PASSAGE SHOWN —
*** Begin section ***
Thursday, November 15, 2012

Healthy Eating: Focus on Every Day, not Thanksgiving Day


Tara Parker-Pope wrote an interesting post yesterday on the New York Times' Thanksgiving Help Line about the commonly thrown around stat that the average person consumes 4500 calories in the course of Thanksgiving Day.  In the piece, she works at length itemizing what 4500 calories would actually look like – choosing many fat and sugar-laden calorie bombs – and although she was able to reach the 4500 calorie count, it took some doing, and would, she concludes, if actually consumed likely leave most people nauseous and gaseous and reaching for a full pack of antacids. 

The take away was that while some people certainly pack in the calories on Thanksgiving, it’s likely not to such an extreme as has become lore.  The vilification of Thanksgiving as a diet-killing, weight-packing annual affair may be undeserved.  Yet, the day does serve to highlight what most health and nutrition experts can agree upon: it’s not one meal, or one day, that’s important.  It’s how we eat on all the other days that matters.

For many of us, everyday has become a lot like Thanksgiving Day when it comes to how much we eat.  We’re surrounded by so many cues to eat – and so few avenues to activity – that we consistently eat more than we burn off, and the result is the creeping weight gain we see over time. 

Certainly, the holidays don’t help, with the numerous parties and meals and other celebrations that span the time between Thanksgiving and New Years , but the other eleven months of the year matter even more.  And, unfortunately, it takes a lot of effort to keep those external cues at bay, and our internal motivation up, but it’s something we can all do – maybe not overnight but certainly in the long run.

Over the holidays and throughout the rest of the year, try these healthy eating and lifestyle tips :

  • Exercise, exercise, exercise.  Being active is one of the best ways of controlling weight.
  • Go Mediterranean.  A diet rich in fruits, vegetables, whole grains, and healthy oils (like olive oil) can make you feel full, help regulate your appetite, and actually taste really good
  • Choose smaller portions and eat more slowly.  Slow down and give your body a chance to feel full before you move on to seconds.
  • Be a mindful eater.  Food is big business, and their main goal is to get you to eat.  Try to listen to what your body is telling you, not what the food business wants you to hear.
*** End section ***
ASSIGNMENT A —
Answer these questions from the Thanksgiving eating post:
(i) How many calories does the commonly cited stat say the average person consumes on Thanksgiving Day?
(ii) Which oil is given as an example of a healthy oil?
(iii) What does the post say matters even more than the holidays?
ASSIGNMENT B —
Please say whether each statement agrees with the Thanksgiving eating post. Answer yes or no, and quote the words that decide it.
(i) Reaching the 4500 calorie count was easy for Parker-Pope.
(ii) Being active is called one of the best ways of controlling weight.
(iii) The weight gain described happens all at once.
The listing that comes next has no connection to the Thanksgiving eating post.

[Data excerpts]
*** Begin section ***
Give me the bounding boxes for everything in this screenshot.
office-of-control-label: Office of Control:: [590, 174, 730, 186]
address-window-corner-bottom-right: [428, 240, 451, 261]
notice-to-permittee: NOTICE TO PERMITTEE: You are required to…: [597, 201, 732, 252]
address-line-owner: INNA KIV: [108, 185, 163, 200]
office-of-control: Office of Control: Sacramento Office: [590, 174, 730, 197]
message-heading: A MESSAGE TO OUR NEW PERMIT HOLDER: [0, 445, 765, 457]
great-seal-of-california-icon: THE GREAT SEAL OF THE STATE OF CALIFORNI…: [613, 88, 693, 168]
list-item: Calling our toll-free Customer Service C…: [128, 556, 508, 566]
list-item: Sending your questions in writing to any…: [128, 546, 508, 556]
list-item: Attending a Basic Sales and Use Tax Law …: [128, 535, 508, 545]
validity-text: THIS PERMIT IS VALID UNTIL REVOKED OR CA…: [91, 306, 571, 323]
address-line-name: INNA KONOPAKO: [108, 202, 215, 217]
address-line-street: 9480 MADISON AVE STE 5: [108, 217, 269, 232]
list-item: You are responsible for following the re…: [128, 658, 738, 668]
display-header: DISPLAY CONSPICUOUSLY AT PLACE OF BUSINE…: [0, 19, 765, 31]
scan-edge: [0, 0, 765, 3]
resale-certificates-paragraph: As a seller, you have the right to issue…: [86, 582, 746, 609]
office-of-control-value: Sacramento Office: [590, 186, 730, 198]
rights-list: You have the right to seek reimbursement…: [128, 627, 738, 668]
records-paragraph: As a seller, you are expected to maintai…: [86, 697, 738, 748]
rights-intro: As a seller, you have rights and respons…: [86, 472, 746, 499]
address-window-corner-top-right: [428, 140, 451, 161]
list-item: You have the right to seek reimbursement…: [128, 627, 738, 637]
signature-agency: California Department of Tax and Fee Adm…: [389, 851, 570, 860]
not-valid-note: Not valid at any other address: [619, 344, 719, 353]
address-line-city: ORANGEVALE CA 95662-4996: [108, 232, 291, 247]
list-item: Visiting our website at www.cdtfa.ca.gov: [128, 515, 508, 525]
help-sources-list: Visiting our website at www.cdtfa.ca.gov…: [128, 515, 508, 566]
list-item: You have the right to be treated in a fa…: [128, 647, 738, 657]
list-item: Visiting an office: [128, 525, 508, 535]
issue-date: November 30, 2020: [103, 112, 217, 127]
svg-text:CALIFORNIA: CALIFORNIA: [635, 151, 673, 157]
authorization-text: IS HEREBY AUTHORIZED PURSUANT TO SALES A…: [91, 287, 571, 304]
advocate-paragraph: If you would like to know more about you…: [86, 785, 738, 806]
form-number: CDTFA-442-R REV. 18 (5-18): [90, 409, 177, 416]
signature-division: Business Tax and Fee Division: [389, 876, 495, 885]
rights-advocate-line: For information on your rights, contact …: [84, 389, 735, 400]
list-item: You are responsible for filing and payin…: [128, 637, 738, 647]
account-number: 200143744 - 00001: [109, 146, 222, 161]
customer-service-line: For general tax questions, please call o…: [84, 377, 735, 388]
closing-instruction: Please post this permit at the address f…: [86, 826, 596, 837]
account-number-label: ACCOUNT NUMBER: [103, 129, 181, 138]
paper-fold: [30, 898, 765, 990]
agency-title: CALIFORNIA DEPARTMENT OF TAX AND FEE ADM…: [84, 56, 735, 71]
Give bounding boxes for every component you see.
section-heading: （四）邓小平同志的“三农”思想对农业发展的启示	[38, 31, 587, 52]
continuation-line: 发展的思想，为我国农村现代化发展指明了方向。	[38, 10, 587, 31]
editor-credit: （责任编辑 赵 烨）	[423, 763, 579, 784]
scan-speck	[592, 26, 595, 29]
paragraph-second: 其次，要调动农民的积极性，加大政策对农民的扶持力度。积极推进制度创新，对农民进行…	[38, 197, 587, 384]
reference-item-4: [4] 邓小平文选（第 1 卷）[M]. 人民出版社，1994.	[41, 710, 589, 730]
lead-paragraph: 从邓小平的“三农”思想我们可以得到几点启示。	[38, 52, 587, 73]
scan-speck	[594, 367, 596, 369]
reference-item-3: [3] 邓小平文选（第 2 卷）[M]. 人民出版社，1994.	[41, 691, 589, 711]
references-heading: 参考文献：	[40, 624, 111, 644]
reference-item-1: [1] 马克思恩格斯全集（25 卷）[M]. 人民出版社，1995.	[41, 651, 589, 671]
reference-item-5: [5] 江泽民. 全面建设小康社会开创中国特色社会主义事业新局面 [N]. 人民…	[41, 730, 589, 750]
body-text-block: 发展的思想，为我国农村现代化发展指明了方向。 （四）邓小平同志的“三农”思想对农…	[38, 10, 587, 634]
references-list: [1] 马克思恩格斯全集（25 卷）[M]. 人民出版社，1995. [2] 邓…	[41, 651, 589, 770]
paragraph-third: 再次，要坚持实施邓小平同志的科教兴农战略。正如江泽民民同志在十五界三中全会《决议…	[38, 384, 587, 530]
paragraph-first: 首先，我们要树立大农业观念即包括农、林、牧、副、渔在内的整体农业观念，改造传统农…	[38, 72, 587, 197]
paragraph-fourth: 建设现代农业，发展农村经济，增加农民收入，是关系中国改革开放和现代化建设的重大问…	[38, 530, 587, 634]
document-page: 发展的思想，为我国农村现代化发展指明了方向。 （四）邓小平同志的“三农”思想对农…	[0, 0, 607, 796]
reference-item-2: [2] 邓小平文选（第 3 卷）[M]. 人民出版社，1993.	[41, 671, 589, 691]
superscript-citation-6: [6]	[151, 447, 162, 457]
*** End section ***
ANSWER SPACE A —
(i) 4500 calories
(ii) Olive oil
(iii) The other eleven months of the year

ANSWER SPACE B —
(i) No: "it took some doing"
(ii) Yes: "Being active is one of the best ways of controlling weight."
(iii) No: "the result is the creeping weight gain we see over time"